• _Brief_
Transcribe every entry word for word, but skip the images.

• _The records_
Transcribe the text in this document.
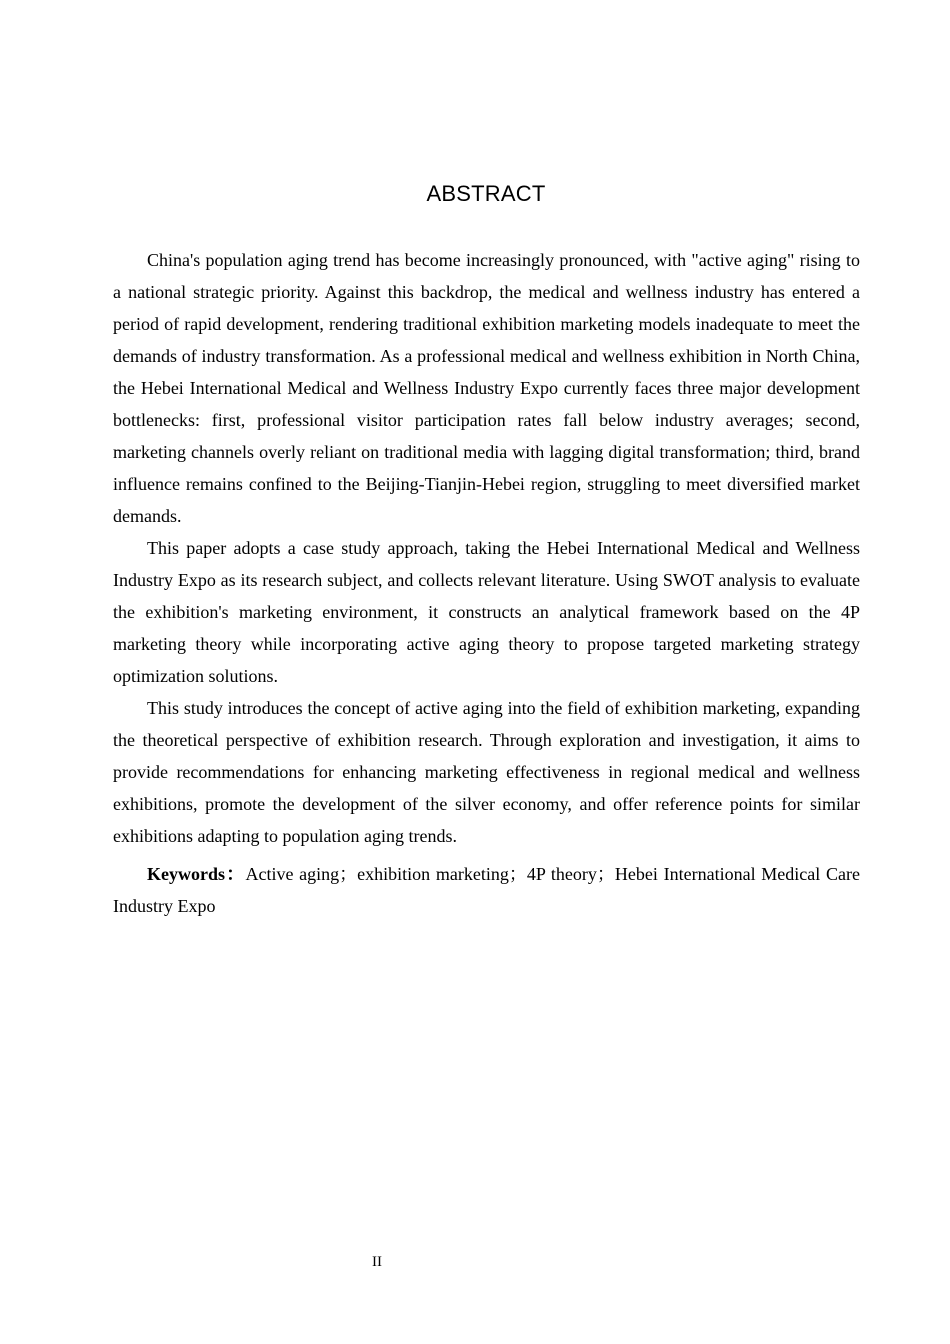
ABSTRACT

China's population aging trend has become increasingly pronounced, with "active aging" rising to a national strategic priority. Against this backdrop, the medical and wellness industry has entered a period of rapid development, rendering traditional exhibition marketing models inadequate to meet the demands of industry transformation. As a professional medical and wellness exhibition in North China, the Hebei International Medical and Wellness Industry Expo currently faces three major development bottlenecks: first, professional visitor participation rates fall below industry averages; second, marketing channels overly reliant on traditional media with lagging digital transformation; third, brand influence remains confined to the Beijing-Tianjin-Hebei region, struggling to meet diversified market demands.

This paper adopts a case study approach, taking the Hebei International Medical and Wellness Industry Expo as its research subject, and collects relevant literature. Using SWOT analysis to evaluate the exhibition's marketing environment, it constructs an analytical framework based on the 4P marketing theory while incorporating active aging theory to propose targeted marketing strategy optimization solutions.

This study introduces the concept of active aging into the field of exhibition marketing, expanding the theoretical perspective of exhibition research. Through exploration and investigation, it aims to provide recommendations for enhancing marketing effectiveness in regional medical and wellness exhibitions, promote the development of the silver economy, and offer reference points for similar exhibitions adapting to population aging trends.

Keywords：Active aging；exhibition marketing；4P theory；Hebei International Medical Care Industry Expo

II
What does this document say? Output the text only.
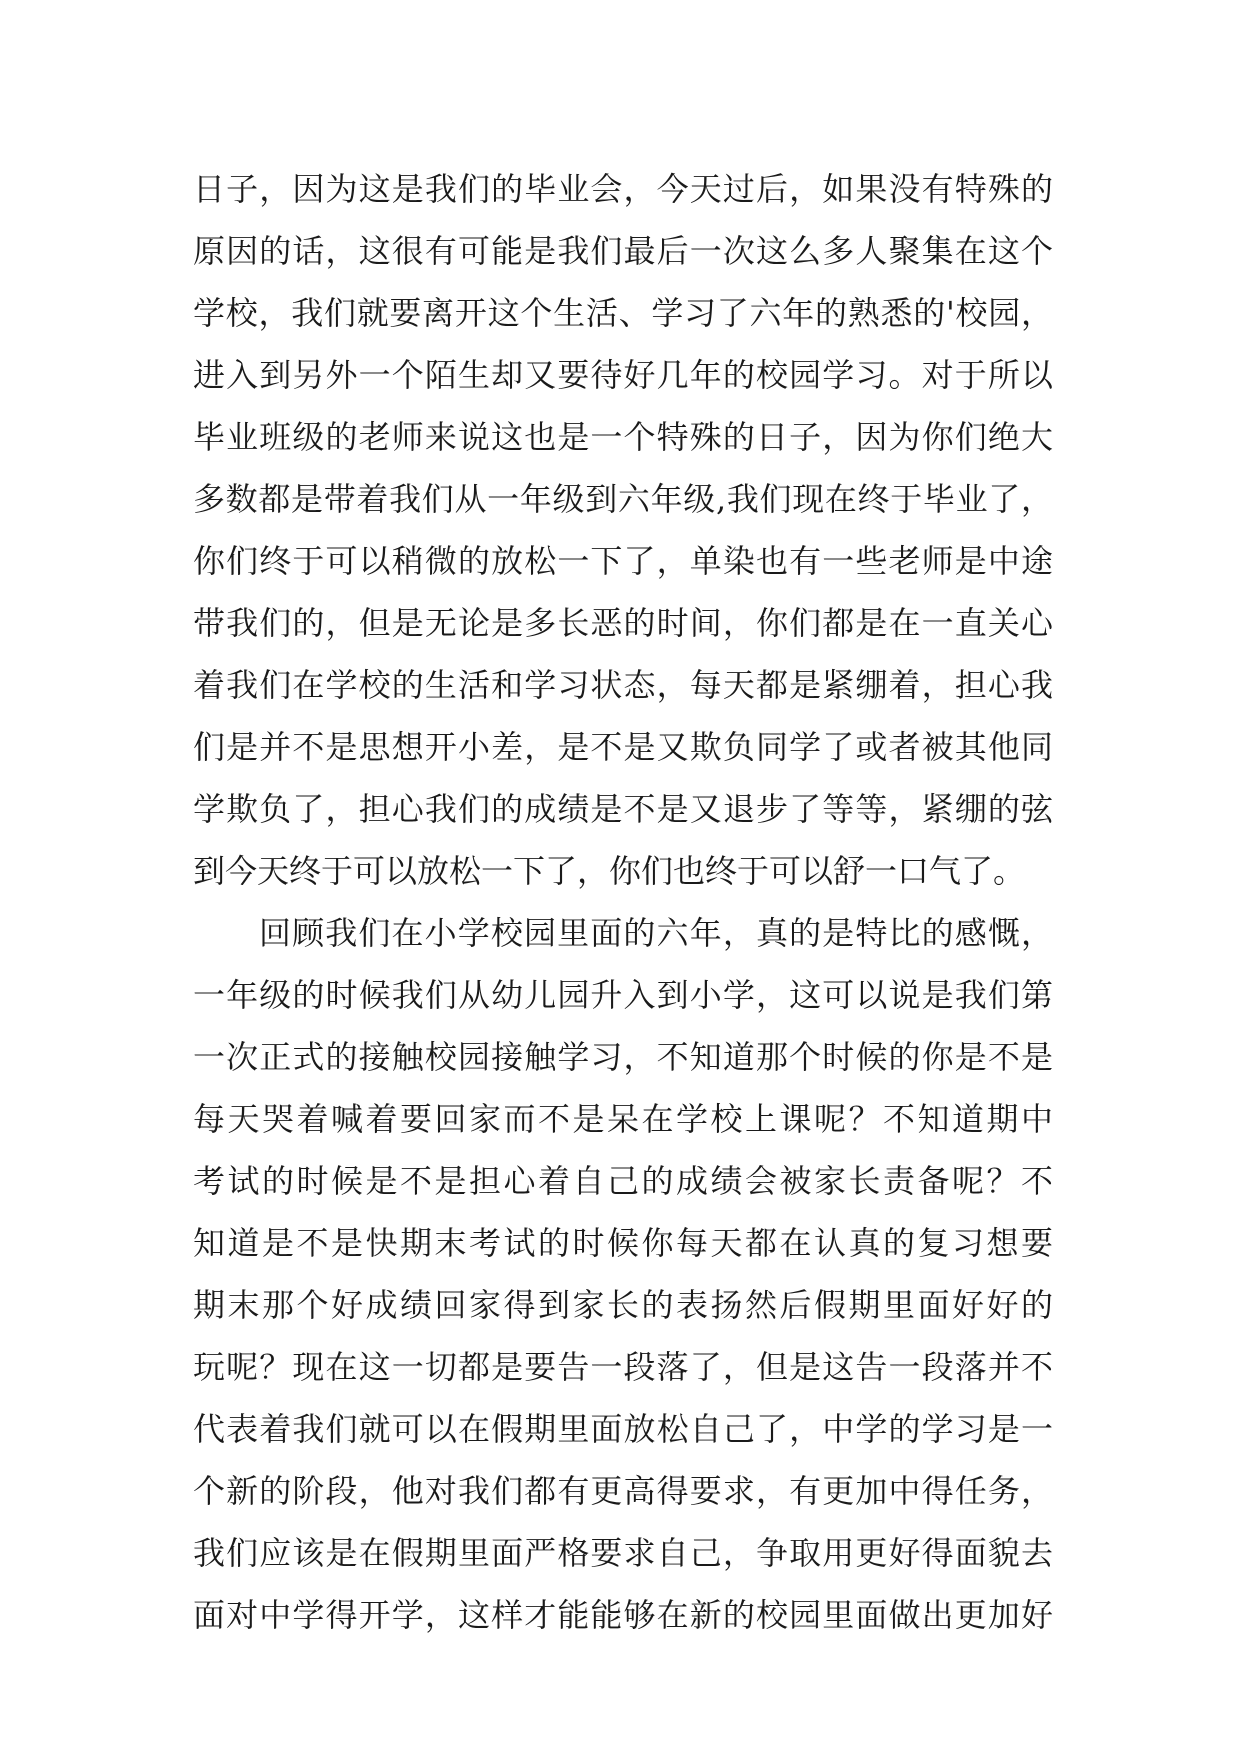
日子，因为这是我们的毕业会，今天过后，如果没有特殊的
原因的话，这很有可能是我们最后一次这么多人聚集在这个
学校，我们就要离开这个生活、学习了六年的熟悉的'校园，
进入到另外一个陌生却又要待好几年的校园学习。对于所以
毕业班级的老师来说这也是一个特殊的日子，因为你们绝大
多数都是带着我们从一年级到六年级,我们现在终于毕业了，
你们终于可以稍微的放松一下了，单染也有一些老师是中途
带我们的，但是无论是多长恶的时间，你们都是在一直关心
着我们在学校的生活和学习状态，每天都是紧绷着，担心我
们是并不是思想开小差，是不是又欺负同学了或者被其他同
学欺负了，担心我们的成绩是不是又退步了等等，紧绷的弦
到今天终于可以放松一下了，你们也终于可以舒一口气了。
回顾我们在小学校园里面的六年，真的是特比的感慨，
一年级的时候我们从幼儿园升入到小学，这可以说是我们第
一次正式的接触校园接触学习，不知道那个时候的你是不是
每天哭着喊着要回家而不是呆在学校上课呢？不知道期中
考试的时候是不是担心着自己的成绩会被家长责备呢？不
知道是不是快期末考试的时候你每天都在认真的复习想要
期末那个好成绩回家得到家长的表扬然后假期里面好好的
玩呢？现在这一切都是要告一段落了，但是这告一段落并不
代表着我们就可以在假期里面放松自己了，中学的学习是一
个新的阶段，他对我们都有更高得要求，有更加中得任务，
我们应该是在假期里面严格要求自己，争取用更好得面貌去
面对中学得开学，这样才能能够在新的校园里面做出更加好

• _The solution_
Transcribe the text in this document.
ABSTRACT

China's population aging trend has become increasingly pronounced, with "active aging" rising to a national strategic priority. Against this backdrop, the medical and wellness industry has entered a period of rapid development, rendering traditional exhibition marketing models inadequate to meet the demands of industry transformation. As a professional medical and wellness exhibition in North China, the Hebei International Medical and Wellness Industry Expo currently faces three major development bottlenecks: first, professional visitor participation rates fall below industry averages; second, marketing channels overly reliant on traditional media with lagging digital transformation; third, brand influence remains confined to the Beijing-Tianjin-Hebei region, struggling to meet diversified market demands.

This paper adopts a case study approach, taking the Hebei International Medical and Wellness Industry Expo as its research subject, and collects relevant literature. Using SWOT analysis to evaluate the exhibition's marketing environment, it constructs an analytical framework based on the 4P marketing theory while incorporating active aging theory to propose targeted marketing strategy optimization solutions.

This study introduces the concept of active aging into the field of exhibition marketing, expanding the theoretical perspective of exhibition research. Through exploration and investigation, it aims to provide recommendations for enhancing marketing effectiveness in regional medical and wellness exhibitions, promote the development of the silver economy, and offer reference points for similar exhibitions adapting to population aging trends.

Keywords：Active aging；exhibition marketing；4P theory；Hebei International Medical Care Industry Expo

II
What does this document say? Output the text only.
日子，因为这是我们的毕业会，今天过后，如果没有特殊的
原因的话，这很有可能是我们最后一次这么多人聚集在这个
学校，我们就要离开这个生活、学习了六年的熟悉的'校园，
进入到另外一个陌生却又要待好几年的校园学习。对于所以
毕业班级的老师来说这也是一个特殊的日子，因为你们绝大
多数都是带着我们从一年级到六年级,我们现在终于毕业了，
你们终于可以稍微的放松一下了，单染也有一些老师是中途
带我们的，但是无论是多长恶的时间，你们都是在一直关心
着我们在学校的生活和学习状态，每天都是紧绷着，担心我
们是并不是思想开小差，是不是又欺负同学了或者被其他同
学欺负了，担心我们的成绩是不是又退步了等等，紧绷的弦
到今天终于可以放松一下了，你们也终于可以舒一口气了。
回顾我们在小学校园里面的六年，真的是特比的感慨，
一年级的时候我们从幼儿园升入到小学，这可以说是我们第
一次正式的接触校园接触学习，不知道那个时候的你是不是
每天哭着喊着要回家而不是呆在学校上课呢？不知道期中
考试的时候是不是担心着自己的成绩会被家长责备呢？不
知道是不是快期末考试的时候你每天都在认真的复习想要
期末那个好成绩回家得到家长的表扬然后假期里面好好的
玩呢？现在这一切都是要告一段落了，但是这告一段落并不
代表着我们就可以在假期里面放松自己了，中学的学习是一
个新的阶段，他对我们都有更高得要求，有更加中得任务，
我们应该是在假期里面严格要求自己，争取用更好得面貌去
面对中学得开学，这样才能能够在新的校园里面做出更加好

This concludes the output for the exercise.